(Dataset entries)
· · · · · · ·
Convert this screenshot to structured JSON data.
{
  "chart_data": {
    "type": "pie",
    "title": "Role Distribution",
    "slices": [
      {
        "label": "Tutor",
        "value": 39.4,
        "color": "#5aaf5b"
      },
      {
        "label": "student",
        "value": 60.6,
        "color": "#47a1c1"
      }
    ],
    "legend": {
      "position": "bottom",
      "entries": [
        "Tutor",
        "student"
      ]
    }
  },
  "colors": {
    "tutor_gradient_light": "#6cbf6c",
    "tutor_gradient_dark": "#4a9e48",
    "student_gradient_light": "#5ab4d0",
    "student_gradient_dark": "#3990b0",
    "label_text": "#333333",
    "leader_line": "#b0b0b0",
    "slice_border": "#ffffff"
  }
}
· · · · · · ·
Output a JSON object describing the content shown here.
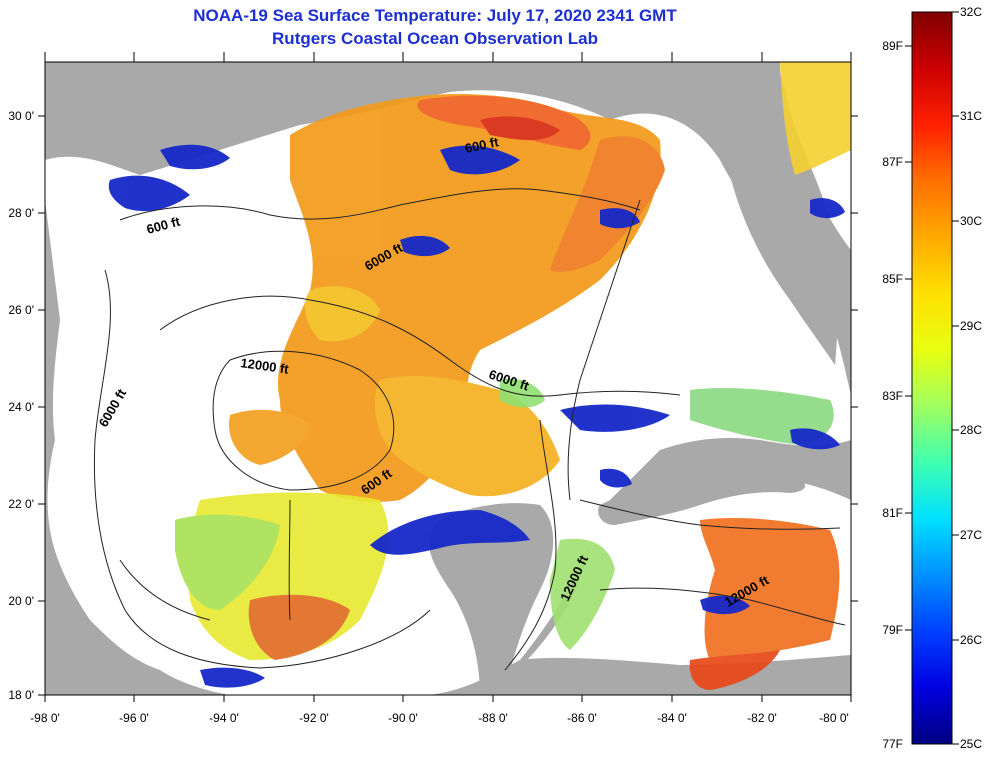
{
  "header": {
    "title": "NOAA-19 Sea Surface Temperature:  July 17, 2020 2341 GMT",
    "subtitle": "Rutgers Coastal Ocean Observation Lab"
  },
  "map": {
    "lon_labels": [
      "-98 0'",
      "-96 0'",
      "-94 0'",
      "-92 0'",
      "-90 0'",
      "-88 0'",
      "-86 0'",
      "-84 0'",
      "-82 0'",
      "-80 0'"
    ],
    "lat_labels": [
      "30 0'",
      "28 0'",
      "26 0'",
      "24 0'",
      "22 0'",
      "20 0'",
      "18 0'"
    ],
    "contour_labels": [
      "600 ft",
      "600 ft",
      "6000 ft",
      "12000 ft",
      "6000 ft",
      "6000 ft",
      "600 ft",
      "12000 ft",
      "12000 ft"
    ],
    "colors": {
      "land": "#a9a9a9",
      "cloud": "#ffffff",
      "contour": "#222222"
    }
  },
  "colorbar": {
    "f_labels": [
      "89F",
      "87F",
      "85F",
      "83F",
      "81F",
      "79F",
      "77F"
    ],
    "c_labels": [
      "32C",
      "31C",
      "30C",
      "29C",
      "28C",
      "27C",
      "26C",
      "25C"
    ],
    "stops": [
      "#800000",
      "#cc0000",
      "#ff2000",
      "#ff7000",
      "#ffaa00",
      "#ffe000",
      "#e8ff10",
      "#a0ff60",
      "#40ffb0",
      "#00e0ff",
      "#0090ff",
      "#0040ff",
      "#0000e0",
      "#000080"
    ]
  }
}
· · · · · · ·
Exercise requirements
Report the number of lines above containing the word "JSON", with no other text.

Solution for this task
2